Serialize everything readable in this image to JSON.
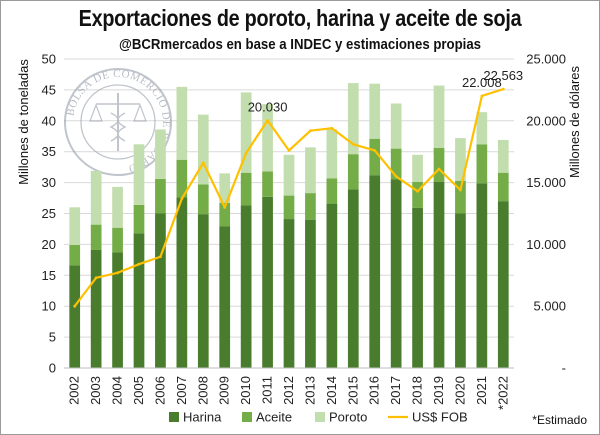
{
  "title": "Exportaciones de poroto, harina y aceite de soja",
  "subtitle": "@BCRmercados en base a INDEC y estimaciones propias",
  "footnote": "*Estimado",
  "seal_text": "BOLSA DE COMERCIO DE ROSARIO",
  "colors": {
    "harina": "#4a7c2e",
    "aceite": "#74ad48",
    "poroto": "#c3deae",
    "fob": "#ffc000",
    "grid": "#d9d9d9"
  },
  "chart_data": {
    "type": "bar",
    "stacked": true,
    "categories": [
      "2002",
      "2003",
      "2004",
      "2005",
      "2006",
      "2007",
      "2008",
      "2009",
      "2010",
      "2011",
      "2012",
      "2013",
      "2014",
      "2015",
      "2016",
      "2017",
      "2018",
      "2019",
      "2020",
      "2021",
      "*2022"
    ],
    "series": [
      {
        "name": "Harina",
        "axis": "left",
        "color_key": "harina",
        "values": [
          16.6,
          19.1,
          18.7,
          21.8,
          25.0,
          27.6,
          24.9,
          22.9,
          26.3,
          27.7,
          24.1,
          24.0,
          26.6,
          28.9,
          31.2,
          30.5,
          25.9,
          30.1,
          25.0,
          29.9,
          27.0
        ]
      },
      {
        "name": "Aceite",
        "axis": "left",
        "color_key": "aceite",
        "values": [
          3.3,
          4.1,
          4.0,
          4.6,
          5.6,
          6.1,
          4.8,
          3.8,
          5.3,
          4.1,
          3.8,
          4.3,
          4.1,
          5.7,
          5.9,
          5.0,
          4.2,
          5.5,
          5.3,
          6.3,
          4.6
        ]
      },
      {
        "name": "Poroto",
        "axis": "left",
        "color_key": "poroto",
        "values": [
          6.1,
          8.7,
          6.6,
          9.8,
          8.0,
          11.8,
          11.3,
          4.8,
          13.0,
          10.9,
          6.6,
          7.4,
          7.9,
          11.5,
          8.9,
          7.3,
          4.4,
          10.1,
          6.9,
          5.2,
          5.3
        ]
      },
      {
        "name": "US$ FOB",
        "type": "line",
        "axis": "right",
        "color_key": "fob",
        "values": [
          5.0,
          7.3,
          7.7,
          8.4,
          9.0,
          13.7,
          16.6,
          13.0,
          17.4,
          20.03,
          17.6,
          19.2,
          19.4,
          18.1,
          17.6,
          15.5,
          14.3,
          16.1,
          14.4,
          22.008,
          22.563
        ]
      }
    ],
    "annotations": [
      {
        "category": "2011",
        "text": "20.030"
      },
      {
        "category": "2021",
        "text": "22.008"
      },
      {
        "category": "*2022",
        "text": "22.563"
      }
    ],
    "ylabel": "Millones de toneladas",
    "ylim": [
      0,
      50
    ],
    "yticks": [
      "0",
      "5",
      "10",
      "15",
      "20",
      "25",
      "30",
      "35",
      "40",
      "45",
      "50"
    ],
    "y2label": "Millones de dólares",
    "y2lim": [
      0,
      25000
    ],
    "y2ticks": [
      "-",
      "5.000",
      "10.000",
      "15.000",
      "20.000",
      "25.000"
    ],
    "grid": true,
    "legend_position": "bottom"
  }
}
========
To be done » Without including any pictures, please restate all the records exactly.

Result for this exercise »
Serialize everything readable in this image to JSON.
{
  "title": "Exportaciones de poroto, harina y aceite de soja",
  "subtitle": "@BCRmercados en base a INDEC y estimaciones propias",
  "footnote": "*Estimado",
  "seal_text": "BOLSA DE COMERCIO DE ROSARIO",
  "colors": {
    "harina": "#4a7c2e",
    "aceite": "#74ad48",
    "poroto": "#c3deae",
    "fob": "#ffc000",
    "grid": "#d9d9d9"
  },
  "chart_data": {
    "type": "bar",
    "stacked": true,
    "categories": [
      "2002",
      "2003",
      "2004",
      "2005",
      "2006",
      "2007",
      "2008",
      "2009",
      "2010",
      "2011",
      "2012",
      "2013",
      "2014",
      "2015",
      "2016",
      "2017",
      "2018",
      "2019",
      "2020",
      "2021",
      "*2022"
    ],
    "series": [
      {
        "name": "Harina",
        "axis": "left",
        "color_key": "harina",
        "values": [
          16.6,
          19.1,
          18.7,
          21.8,
          25.0,
          27.6,
          24.9,
          22.9,
          26.3,
          27.7,
          24.1,
          24.0,
          26.6,
          28.9,
          31.2,
          30.5,
          25.9,
          30.1,
          25.0,
          29.9,
          27.0
        ]
      },
      {
        "name": "Aceite",
        "axis": "left",
        "color_key": "aceite",
        "values": [
          3.3,
          4.1,
          4.0,
          4.6,
          5.6,
          6.1,
          4.8,
          3.8,
          5.3,
          4.1,
          3.8,
          4.3,
          4.1,
          5.7,
          5.9,
          5.0,
          4.2,
          5.5,
          5.3,
          6.3,
          4.6
        ]
      },
      {
        "name": "Poroto",
        "axis": "left",
        "color_key": "poroto",
        "values": [
          6.1,
          8.7,
          6.6,
          9.8,
          8.0,
          11.8,
          11.3,
          4.8,
          13.0,
          10.9,
          6.6,
          7.4,
          7.9,
          11.5,
          8.9,
          7.3,
          4.4,
          10.1,
          6.9,
          5.2,
          5.3
        ]
      },
      {
        "name": "US$ FOB",
        "type": "line",
        "axis": "right",
        "color_key": "fob",
        "values": [
          5.0,
          7.3,
          7.7,
          8.4,
          9.0,
          13.7,
          16.6,
          13.0,
          17.4,
          20.03,
          17.6,
          19.2,
          19.4,
          18.1,
          17.6,
          15.5,
          14.3,
          16.1,
          14.4,
          22.008,
          22.563
        ]
      }
    ],
    "annotations": [
      {
        "category": "2011",
        "text": "20.030"
      },
      {
        "category": "2021",
        "text": "22.008"
      },
      {
        "category": "*2022",
        "text": "22.563"
      }
    ],
    "ylabel": "Millones de toneladas",
    "ylim": [
      0,
      50
    ],
    "yticks": [
      "0",
      "5",
      "10",
      "15",
      "20",
      "25",
      "30",
      "35",
      "40",
      "45",
      "50"
    ],
    "y2label": "Millones de dólares",
    "y2lim": [
      0,
      25000
    ],
    "y2ticks": [
      "-",
      "5.000",
      "10.000",
      "15.000",
      "20.000",
      "25.000"
    ],
    "grid": true,
    "legend_position": "bottom"
  }
}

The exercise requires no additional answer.